> _Given request_
Find each line with the word "оклада" in it, then give the total alone.

> _Rows_
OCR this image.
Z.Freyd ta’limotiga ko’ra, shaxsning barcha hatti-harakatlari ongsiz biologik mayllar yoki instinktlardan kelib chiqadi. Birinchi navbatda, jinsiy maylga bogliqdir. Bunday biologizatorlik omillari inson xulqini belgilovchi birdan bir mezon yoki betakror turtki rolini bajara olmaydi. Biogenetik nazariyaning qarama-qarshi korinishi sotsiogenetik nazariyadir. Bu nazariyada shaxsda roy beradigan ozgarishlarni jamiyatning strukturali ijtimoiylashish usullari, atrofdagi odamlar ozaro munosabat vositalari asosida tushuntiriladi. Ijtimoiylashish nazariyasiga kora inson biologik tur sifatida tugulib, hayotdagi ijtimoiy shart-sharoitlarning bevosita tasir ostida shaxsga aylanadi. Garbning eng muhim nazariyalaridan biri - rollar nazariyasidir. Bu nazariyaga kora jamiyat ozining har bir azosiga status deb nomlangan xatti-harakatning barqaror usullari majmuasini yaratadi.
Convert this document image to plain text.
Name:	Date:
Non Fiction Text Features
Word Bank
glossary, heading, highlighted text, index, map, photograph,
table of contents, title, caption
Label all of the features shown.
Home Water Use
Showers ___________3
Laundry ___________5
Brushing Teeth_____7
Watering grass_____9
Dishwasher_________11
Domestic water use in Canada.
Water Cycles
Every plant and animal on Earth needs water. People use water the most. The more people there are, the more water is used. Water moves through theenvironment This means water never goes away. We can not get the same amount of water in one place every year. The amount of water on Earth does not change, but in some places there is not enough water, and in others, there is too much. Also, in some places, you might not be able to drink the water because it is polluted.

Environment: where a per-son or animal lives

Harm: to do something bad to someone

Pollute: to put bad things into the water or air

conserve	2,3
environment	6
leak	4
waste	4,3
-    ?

* * *

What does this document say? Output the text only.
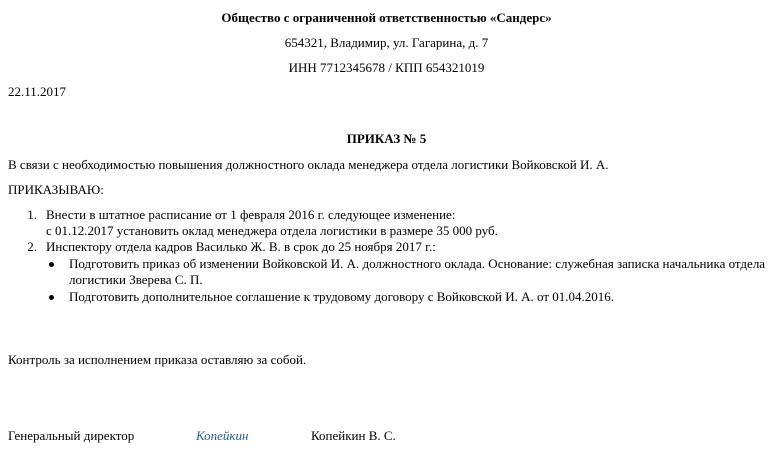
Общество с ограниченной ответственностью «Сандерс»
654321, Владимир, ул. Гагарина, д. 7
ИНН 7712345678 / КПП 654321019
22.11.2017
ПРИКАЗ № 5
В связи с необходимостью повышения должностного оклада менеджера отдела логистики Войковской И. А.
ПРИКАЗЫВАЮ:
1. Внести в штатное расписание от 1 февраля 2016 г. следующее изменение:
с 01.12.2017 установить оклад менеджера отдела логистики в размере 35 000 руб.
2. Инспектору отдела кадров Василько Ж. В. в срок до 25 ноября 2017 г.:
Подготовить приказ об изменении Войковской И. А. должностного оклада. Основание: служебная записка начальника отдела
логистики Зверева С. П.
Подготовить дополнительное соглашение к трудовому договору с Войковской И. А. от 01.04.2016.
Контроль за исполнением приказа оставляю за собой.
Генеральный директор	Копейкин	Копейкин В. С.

---

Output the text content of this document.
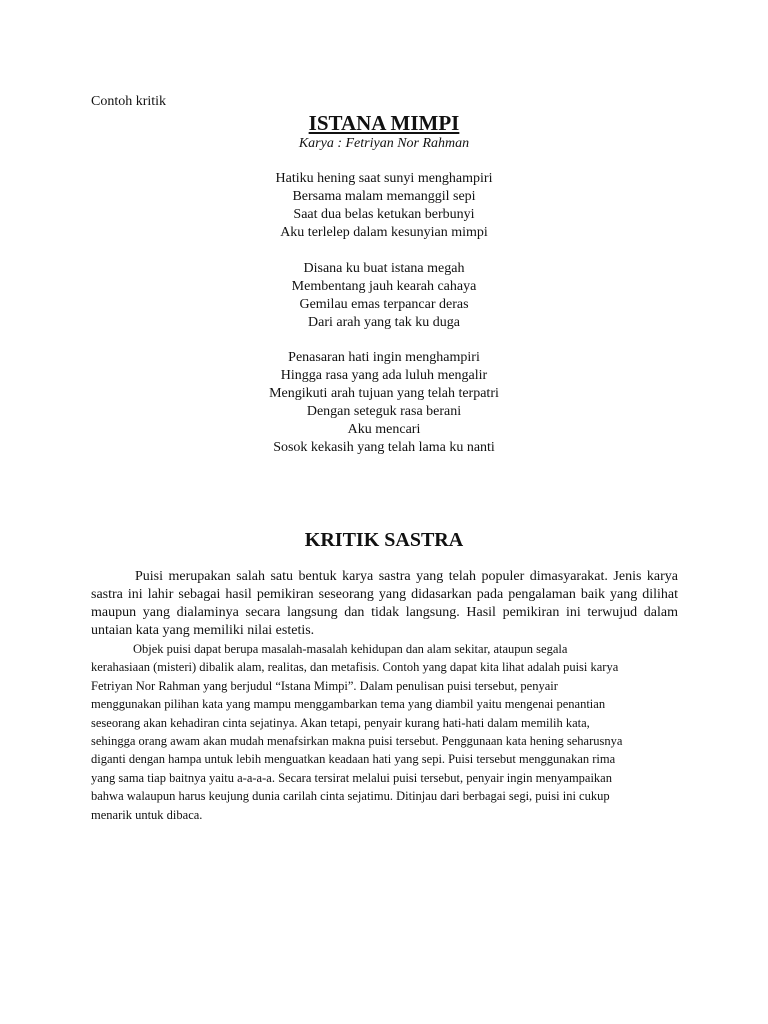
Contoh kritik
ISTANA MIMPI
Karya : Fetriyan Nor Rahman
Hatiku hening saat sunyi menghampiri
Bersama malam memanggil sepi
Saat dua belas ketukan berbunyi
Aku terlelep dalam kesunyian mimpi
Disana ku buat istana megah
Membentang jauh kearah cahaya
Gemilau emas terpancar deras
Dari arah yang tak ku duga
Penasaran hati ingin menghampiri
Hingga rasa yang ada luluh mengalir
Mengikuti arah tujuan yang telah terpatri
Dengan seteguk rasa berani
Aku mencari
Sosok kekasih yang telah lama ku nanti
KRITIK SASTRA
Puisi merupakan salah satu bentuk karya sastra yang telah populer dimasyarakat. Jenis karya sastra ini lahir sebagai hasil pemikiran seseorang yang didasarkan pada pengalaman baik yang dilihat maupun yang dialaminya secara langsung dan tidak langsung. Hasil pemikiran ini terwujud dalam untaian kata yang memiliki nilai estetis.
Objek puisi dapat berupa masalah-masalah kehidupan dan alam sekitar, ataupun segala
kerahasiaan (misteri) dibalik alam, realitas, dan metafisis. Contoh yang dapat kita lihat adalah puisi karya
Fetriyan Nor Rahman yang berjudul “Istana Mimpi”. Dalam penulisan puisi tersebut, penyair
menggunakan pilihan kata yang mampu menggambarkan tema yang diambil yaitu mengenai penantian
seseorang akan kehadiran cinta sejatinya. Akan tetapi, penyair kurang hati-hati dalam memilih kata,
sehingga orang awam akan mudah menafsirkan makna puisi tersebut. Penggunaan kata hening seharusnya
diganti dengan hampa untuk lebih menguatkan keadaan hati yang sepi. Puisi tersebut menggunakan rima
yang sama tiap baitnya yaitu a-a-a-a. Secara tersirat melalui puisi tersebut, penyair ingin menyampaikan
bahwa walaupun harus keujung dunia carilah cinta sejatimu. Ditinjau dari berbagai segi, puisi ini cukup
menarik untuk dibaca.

> _Exercise solution_
2